## Begin Data for this exercise

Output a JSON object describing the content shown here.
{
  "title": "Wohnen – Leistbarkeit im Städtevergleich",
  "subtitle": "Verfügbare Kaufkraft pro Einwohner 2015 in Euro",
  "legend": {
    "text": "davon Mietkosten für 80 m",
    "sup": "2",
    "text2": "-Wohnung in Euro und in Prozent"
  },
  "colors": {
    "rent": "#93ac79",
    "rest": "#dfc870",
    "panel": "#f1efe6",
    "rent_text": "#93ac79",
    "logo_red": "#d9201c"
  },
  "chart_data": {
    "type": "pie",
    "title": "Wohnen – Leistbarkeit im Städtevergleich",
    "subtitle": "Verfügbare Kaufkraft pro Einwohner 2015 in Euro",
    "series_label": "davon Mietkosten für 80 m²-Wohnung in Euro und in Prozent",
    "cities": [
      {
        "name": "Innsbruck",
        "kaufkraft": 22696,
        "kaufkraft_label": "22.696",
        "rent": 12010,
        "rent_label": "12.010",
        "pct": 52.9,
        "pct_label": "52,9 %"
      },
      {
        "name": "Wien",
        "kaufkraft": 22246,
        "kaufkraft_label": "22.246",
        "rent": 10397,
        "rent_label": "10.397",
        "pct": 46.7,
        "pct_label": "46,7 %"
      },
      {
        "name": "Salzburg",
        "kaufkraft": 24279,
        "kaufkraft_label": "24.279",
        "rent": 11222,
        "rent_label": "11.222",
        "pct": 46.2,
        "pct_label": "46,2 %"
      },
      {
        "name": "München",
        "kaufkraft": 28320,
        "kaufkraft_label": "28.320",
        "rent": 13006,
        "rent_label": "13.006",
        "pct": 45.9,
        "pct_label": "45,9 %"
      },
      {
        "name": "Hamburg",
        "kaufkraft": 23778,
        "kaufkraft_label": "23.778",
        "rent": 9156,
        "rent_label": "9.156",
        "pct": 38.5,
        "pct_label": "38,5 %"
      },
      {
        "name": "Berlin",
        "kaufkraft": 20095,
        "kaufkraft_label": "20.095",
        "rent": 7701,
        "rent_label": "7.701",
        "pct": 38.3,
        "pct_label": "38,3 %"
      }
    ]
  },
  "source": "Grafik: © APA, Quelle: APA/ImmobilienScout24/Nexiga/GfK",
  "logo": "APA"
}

## End Data for this exercise

What the task asks — Copy out each line of the data containing the string "Wohnen".

In response —
  "title": "Wohnen – Leistbarkeit im Städtevergleich",
    "title": "Wohnen – Leistbarkeit im Städtevergleich",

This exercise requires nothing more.